Take the entries below and reproduce them word for word.

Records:
====
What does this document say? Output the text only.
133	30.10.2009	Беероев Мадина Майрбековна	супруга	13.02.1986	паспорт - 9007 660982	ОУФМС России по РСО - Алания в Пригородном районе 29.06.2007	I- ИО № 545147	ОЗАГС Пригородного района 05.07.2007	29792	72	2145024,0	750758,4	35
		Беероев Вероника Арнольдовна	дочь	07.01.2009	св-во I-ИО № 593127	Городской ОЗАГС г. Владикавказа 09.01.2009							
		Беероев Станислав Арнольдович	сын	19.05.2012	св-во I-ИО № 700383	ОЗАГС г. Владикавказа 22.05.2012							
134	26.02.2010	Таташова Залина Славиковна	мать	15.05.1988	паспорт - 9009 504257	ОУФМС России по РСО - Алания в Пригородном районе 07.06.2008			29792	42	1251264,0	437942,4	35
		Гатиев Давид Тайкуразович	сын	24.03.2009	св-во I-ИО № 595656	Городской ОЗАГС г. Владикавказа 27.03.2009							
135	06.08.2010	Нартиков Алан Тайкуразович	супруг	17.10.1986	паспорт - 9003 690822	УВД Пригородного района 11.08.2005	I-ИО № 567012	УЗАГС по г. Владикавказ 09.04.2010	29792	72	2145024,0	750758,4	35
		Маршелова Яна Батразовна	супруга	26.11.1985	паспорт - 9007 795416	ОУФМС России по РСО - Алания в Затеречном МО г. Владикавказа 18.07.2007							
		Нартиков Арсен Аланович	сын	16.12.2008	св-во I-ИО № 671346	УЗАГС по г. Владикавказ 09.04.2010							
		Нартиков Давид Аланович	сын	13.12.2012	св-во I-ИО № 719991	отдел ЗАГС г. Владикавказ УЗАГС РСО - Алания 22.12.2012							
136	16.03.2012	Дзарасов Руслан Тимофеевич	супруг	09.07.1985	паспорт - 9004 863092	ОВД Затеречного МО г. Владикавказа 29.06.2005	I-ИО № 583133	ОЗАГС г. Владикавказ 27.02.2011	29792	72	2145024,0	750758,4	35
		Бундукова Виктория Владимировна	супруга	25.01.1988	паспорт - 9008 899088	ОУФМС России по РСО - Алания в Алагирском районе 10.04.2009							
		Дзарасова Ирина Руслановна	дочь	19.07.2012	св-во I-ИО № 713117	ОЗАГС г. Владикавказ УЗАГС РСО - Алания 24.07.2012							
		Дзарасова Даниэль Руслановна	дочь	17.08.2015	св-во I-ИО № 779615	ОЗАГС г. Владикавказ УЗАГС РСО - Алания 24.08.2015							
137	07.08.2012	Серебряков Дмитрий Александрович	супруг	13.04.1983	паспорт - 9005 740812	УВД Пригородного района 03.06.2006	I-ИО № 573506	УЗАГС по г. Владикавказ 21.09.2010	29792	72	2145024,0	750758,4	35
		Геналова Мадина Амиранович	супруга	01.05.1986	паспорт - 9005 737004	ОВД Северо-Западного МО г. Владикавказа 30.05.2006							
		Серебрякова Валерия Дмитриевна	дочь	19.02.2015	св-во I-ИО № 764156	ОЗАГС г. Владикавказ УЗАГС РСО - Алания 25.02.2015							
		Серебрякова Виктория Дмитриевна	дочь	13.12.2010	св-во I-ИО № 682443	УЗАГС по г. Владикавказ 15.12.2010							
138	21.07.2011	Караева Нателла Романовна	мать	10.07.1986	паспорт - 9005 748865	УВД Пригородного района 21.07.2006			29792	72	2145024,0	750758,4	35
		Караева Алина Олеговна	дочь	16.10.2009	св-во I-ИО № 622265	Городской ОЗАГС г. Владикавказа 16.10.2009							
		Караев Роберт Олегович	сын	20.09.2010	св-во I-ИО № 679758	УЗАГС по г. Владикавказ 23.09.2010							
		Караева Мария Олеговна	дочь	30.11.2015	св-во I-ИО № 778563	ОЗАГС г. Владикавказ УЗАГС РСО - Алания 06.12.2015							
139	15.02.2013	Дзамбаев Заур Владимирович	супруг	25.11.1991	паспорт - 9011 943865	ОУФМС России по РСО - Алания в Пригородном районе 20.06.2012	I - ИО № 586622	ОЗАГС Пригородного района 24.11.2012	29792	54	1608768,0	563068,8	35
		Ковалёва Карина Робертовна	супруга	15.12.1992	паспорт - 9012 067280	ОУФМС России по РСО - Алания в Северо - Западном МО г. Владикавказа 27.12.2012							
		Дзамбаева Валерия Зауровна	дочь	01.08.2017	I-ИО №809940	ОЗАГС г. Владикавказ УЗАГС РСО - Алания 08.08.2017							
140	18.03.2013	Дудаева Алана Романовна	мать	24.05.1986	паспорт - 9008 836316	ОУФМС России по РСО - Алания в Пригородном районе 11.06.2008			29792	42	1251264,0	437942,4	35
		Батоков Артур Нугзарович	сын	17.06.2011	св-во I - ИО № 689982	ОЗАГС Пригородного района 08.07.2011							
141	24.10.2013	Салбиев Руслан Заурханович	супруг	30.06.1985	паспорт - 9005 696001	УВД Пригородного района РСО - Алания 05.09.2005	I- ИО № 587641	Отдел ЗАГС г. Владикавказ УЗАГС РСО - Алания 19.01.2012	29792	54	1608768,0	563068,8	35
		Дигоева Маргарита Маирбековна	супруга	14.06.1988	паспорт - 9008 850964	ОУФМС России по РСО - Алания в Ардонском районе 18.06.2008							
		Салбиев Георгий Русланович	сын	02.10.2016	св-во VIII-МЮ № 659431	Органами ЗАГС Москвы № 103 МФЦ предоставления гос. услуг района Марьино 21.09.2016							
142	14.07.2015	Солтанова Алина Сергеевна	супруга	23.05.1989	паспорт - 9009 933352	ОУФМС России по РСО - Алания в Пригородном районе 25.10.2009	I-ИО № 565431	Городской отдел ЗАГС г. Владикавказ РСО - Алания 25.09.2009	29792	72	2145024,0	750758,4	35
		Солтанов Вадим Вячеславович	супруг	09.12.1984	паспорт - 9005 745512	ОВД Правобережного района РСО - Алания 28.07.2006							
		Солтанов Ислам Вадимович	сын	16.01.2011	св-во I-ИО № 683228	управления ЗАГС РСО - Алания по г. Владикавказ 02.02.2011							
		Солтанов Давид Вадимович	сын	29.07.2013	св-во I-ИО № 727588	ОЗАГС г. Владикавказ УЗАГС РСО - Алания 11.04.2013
====
| Answer below |
What does this document say? Output the text only.
133	30.10.2009	Беероев Мадина Майрбековна	супруга	13.02.1986	паспорт - 9007 660982	ОУФМС России по РСО - Алания в Пригородном районе 29.06.2007	I- ИО № 545147	ОЗАГС Пригородного района 05.07.2007	29792	72	2145024,0	750758,4	35
		Беероев Вероника Арнольдовна	дочь	07.01.2009	св-во I-ИО № 593127	Городской ОЗАГС г. Владикавказа 09.01.2009							
		Беероев Станислав Арнольдович	сын	19.05.2012	св-во I-ИО № 700383	ОЗАГС г. Владикавказа 22.05.2012							
134	26.02.2010	Таташова Залина Славиковна	мать	15.05.1988	паспорт - 9009 504257	ОУФМС России по РСО - Алания в Пригородном районе 07.06.2008			29792	42	1251264,0	437942,4	35
		Гатиев Давид Тайкуразович	сын	24.03.2009	св-во I-ИО № 595656	Городской ОЗАГС г. Владикавказа 27.03.2009							
135	06.08.2010	Нартиков Алан Тайкуразович	супруг	17.10.1986	паспорт - 9003 690822	УВД Пригородного района 11.08.2005	I-ИО № 567012	УЗАГС по г. Владикавказ 09.04.2010	29792	72	2145024,0	750758,4	35
		Маршелова Яна Батразовна	супруга	26.11.1985	паспорт - 9007 795416	ОУФМС России по РСО - Алания в Затеречном МО г. Владикавказа 18.07.2007							
		Нартиков Арсен Аланович	сын	16.12.2008	св-во I-ИО № 671346	УЗАГС по г. Владикавказ 09.04.2010							
		Нартиков Давид Аланович	сын	13.12.2012	св-во I-ИО № 719991	отдел ЗАГС г. Владикавказ УЗАГС РСО - Алания 22.12.2012							
136	16.03.2012	Дзарасов Руслан Тимофеевич	супруг	09.07.1985	паспорт - 9004 863092	ОВД Затеречного МО г. Владикавказа 29.06.2005	I-ИО № 583133	ОЗАГС г. Владикавказ 27.02.2011	29792	72	2145024,0	750758,4	35
		Бундукова Виктория Владимировна	супруга	25.01.1988	паспорт - 9008 899088	ОУФМС России по РСО - Алания в Алагирском районе 10.04.2009							
		Дзарасова Ирина Руслановна	дочь	19.07.2012	св-во I-ИО № 713117	ОЗАГС г. Владикавказ УЗАГС РСО - Алания 24.07.2012							
		Дзарасова Даниэль Руслановна	дочь	17.08.2015	св-во I-ИО № 779615	ОЗАГС г. Владикавказ УЗАГС РСО - Алания 24.08.2015							
137	07.08.2012	Серебряков Дмитрий Александрович	супруг	13.04.1983	паспорт - 9005 740812	УВД Пригородного района 03.06.2006	I-ИО № 573506	УЗАГС по г. Владикавказ 21.09.2010	29792	72	2145024,0	750758,4	35
		Геналова Мадина Амиранович	супруга	01.05.1986	паспорт - 9005 737004	ОВД Северо-Западного МО г. Владикавказа 30.05.2006							
		Серебрякова Валерия Дмитриевна	дочь	19.02.2015	св-во I-ИО № 764156	ОЗАГС г. Владикавказ УЗАГС РСО - Алания 25.02.2015							
		Серебрякова Виктория Дмитриевна	дочь	13.12.2010	св-во I-ИО № 682443	УЗАГС по г. Владикавказ 15.12.2010							
138	21.07.2011	Караева Нателла Романовна	мать	10.07.1986	паспорт - 9005 748865	УВД Пригородного района 21.07.2006			29792	72	2145024,0	750758,4	35
		Караева Алина Олеговна	дочь	16.10.2009	св-во I-ИО № 622265	Городской ОЗАГС г. Владикавказа 16.10.2009							
		Караев Роберт Олегович	сын	20.09.2010	св-во I-ИО № 679758	УЗАГС по г. Владикавказ 23.09.2010							
		Караева Мария Олеговна	дочь	30.11.2015	св-во I-ИО № 778563	ОЗАГС г. Владикавказ УЗАГС РСО - Алания 06.12.2015							
139	15.02.2013	Дзамбаев Заур Владимирович	супруг	25.11.1991	паспорт - 9011 943865	ОУФМС России по РСО - Алания в Пригородном районе 20.06.2012	I - ИО № 586622	ОЗАГС Пригородного района 24.11.2012	29792	54	1608768,0	563068,8	35
		Ковалёва Карина Робертовна	супруга	15.12.1992	паспорт - 9012 067280	ОУФМС России по РСО - Алания в Северо - Западном МО г. Владикавказа 27.12.2012							
		Дзамбаева Валерия Зауровна	дочь	01.08.2017	I-ИО №809940	ОЗАГС г. Владикавказ УЗАГС РСО - Алания 08.08.2017							
140	18.03.2013	Дудаева Алана Романовна	мать	24.05.1986	паспорт - 9008 836316	ОУФМС России по РСО - Алания в Пригородном районе 11.06.2008			29792	42	1251264,0	437942,4	35
		Батоков Артур Нугзарович	сын	17.06.2011	св-во I - ИО № 689982	ОЗАГС Пригородного района 08.07.2011							
141	24.10.2013	Салбиев Руслан Заурханович	супруг	30.06.1985	паспорт - 9005 696001	УВД Пригородного района РСО - Алания 05.09.2005	I- ИО № 587641	Отдел ЗАГС г. Владикавказ УЗАГС РСО - Алания 19.01.2012	29792	54	1608768,0	563068,8	35
		Дигоева Маргарита Маирбековна	супруга	14.06.1988	паспорт - 9008 850964	ОУФМС России по РСО - Алания в Ардонском районе 18.06.2008							
		Салбиев Георгий Русланович	сын	02.10.2016	св-во VIII-МЮ № 659431	Органами ЗАГС Москвы № 103 МФЦ предоставления гос. услуг района Марьино 21.09.2016							
142	14.07.2015	Солтанова Алина Сергеевна	супруга	23.05.1989	паспорт - 9009 933352	ОУФМС России по РСО - Алания в Пригородном районе 25.10.2009	I-ИО № 565431	Городской отдел ЗАГС г. Владикавказ РСО - Алания 25.09.2009	29792	72	2145024,0	750758,4	35
		Солтанов Вадим Вячеславович	супруг	09.12.1984	паспорт - 9005 745512	ОВД Правобережного района РСО - Алания 28.07.2006							
		Солтанов Ислам Вадимович	сын	16.01.2011	св-во I-ИО № 683228	управления ЗАГС РСО - Алания по г. Владикавказ 02.02.2011							
		Солтанов Давид Вадимович	сын	29.07.2013	св-во I-ИО № 727588	ОЗАГС г. Владикавказ УЗАГС РСО - Алания 11.04.2013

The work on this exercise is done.